What this task involves.
Please output the article below on breast cancer risk after childhood radiation, word for word and in full.

Excerpt to read.
● ● ● ●

Children diagnosed with cancer remain at risk from a variety of serious, long-term complications, even years after doctors pronounce them cured. Now, new research shows that girls treated with radiation for pediatric tumors face a later risk of breast cancer six to seven times as high as that of other women.
The findings affect not only women who were treated with therapeutic radiation as children but the thousands of children and adolescents in treatment today. Nearly 60,000 American women alive today had chest radiation for any pediatric cancer, according to a study presented today in Chicago at the annual meeting of the American Society of Clinical Oncology. About 12,500 children and adolescents are diagnosed with cancer each year.
Before the 1970s, few children with cancer even survived. Yet the research reflects a growing sensitivity that "cure is not enough," says Michael Link, outgoing president of the oncology society.
As these survivors have grown up and hit middle age, doctors are finding a substantially increased risk of breast cancer, even among girls who received what was considered a "lower" dose of radiation, says study author Chaya Moskowitz of New York's Memorial Sloan-Kettering Cancer Center.
Jeanne Miller, 37, survived Hodgkin lymphoma at age 16. Last August, she was diagnosed with breast cancer. Doctors recommended a double mastectomy.

● ● ● ●

Data provided.
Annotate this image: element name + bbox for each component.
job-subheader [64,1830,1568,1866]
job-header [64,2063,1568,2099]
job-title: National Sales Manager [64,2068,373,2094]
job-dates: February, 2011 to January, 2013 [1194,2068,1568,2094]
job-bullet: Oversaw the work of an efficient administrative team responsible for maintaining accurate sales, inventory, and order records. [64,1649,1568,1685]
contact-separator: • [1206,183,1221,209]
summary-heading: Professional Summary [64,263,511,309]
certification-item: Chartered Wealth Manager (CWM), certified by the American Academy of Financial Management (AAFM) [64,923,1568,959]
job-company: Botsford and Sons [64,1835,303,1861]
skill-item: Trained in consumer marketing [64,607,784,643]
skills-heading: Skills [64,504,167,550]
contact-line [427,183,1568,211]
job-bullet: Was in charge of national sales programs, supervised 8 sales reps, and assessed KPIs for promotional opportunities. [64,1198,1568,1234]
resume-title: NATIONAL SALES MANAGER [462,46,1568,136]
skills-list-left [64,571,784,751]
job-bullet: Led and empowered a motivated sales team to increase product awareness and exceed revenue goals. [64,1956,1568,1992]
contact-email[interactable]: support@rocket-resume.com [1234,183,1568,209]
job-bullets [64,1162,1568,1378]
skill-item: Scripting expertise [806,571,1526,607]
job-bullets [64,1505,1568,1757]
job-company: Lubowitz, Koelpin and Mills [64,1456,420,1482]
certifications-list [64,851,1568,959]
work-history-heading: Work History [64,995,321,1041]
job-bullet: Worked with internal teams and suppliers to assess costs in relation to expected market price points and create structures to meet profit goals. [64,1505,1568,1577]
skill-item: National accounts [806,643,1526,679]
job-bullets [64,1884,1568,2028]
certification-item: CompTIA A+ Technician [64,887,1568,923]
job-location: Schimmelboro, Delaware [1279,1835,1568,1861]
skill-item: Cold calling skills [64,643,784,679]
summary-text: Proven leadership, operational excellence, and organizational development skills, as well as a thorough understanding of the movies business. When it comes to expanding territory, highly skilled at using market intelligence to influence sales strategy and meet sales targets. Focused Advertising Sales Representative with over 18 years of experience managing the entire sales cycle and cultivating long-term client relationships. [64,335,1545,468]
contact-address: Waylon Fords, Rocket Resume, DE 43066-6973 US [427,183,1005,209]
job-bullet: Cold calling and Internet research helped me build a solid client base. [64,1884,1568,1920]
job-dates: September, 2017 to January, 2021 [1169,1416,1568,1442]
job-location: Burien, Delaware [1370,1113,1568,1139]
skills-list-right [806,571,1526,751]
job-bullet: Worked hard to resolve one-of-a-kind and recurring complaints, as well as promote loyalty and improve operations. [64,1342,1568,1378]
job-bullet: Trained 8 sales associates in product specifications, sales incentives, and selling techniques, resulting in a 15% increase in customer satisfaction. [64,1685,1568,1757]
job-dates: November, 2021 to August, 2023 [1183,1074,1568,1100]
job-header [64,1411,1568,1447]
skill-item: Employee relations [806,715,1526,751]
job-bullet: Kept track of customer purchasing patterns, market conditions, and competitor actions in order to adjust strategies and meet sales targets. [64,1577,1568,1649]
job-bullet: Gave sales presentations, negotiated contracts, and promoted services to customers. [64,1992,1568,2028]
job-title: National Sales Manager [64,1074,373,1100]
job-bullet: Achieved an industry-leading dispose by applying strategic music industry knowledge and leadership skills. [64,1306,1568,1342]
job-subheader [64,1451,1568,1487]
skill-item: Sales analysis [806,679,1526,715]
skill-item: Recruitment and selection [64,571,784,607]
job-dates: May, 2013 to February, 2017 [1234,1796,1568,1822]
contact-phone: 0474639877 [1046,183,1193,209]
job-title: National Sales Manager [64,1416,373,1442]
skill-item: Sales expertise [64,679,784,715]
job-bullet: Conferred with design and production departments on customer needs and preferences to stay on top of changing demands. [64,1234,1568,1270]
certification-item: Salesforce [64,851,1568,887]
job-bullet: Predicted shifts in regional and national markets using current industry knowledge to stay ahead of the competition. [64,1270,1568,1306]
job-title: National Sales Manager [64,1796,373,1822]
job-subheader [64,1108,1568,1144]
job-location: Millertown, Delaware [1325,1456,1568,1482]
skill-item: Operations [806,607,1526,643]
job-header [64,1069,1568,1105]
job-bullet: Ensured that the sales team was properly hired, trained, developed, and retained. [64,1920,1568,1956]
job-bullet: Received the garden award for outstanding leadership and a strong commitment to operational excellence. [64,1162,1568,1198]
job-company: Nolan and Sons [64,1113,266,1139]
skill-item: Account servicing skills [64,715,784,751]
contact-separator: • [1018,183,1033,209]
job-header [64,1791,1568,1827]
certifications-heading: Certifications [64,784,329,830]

● ● ● ●

Written response.
Children diagnosed with cancer remain at risk from a variety of serious, long-term complications, even years after doctors pronounce them cured. Now, new research shows that girls treated with radiation for pediatric tumors face a later risk of breast cancer six to seven times as high as that of other women.
The findings affect not only women who were treated with therapeutic radiation as children but the thousands of children and adolescents in treatment today. Nearly 60,000 American women alive today had chest radiation for any pediatric cancer, according to a study presented today in Chicago at the annual meeting of the American Society of Clinical Oncology. About 12,500 children and adolescents are diagnosed with cancer each year.
Before the 1970s, few children with cancer even survived. Yet the research reflects a growing sensitivity that "cure is not enough," says Michael Link, outgoing president of the oncology society.
As these survivors have grown up and hit middle age, doctors are finding a substantially increased risk of breast cancer, even among girls who received what was considered a "lower" dose of radiation, says study author Chaya Moskowitz of New York's Memorial Sloan-Kettering Cancer Center.
Jeanne Miller, 37, survived Hodgkin lymphoma at age 16. Last August, she was diagnosed with breast cancer. Doctors recommended a double mastectomy.